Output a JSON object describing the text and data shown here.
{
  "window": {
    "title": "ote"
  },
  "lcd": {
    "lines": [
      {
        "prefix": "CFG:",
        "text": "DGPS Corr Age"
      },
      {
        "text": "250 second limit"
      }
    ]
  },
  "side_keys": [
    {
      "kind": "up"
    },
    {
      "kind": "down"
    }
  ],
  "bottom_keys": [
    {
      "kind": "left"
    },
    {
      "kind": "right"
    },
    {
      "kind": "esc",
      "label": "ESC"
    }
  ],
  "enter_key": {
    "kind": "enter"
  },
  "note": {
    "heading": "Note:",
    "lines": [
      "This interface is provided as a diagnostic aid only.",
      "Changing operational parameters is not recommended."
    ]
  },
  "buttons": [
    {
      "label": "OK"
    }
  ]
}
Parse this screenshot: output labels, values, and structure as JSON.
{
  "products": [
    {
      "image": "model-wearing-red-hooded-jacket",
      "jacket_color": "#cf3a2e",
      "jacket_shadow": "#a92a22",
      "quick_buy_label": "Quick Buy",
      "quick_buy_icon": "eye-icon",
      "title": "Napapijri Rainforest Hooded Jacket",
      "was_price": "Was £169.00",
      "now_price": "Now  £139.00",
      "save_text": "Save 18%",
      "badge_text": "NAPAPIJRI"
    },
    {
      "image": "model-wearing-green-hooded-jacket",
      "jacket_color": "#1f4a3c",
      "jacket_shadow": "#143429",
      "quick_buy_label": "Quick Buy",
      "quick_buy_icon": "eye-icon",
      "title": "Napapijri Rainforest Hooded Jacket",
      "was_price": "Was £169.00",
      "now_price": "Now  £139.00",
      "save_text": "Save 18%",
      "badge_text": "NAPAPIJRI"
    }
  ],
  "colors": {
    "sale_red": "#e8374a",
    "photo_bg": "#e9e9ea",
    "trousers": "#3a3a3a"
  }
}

* DESCRIPTION OF THE TASK: All of the data above should be transcribed exactly.

* THE ANSWER:
Output a JSON object describing the text and data shown here.
{
  "window": {
    "title": "ote"
  },
  "lcd": {
    "lines": [
      {
        "prefix": "CFG:",
        "text": "DGPS Corr Age"
      },
      {
        "text": "250 second limit"
      }
    ]
  },
  "side_keys": [
    {
      "kind": "up"
    },
    {
      "kind": "down"
    }
  ],
  "bottom_keys": [
    {
      "kind": "left"
    },
    {
      "kind": "right"
    },
    {
      "kind": "esc",
      "label": "ESC"
    }
  ],
  "enter_key": {
    "kind": "enter"
  },
  "note": {
    "heading": "Note:",
    "lines": [
      "This interface is provided as a diagnostic aid only.",
      "Changing operational parameters is not recommended."
    ]
  },
  "buttons": [
    {
      "label": "OK"
    }
  ]
}
Parse this screenshot: output labels, values, and structure as JSON.
{
  "products": [
    {
      "image": "model-wearing-red-hooded-jacket",
      "jacket_color": "#cf3a2e",
      "jacket_shadow": "#a92a22",
      "quick_buy_label": "Quick Buy",
      "quick_buy_icon": "eye-icon",
      "title": "Napapijri Rainforest Hooded Jacket",
      "was_price": "Was £169.00",
      "now_price": "Now  £139.00",
      "save_text": "Save 18%",
      "badge_text": "NAPAPIJRI"
    },
    {
      "image": "model-wearing-green-hooded-jacket",
      "jacket_color": "#1f4a3c",
      "jacket_shadow": "#143429",
      "quick_buy_label": "Quick Buy",
      "quick_buy_icon": "eye-icon",
      "title": "Napapijri Rainforest Hooded Jacket",
      "was_price": "Was £169.00",
      "now_price": "Now  £139.00",
      "save_text": "Save 18%",
      "badge_text": "NAPAPIJRI"
    }
  ],
  "colors": {
    "sale_red": "#e8374a",
    "photo_bg": "#e9e9ea",
    "trousers": "#3a3a3a"
  }
}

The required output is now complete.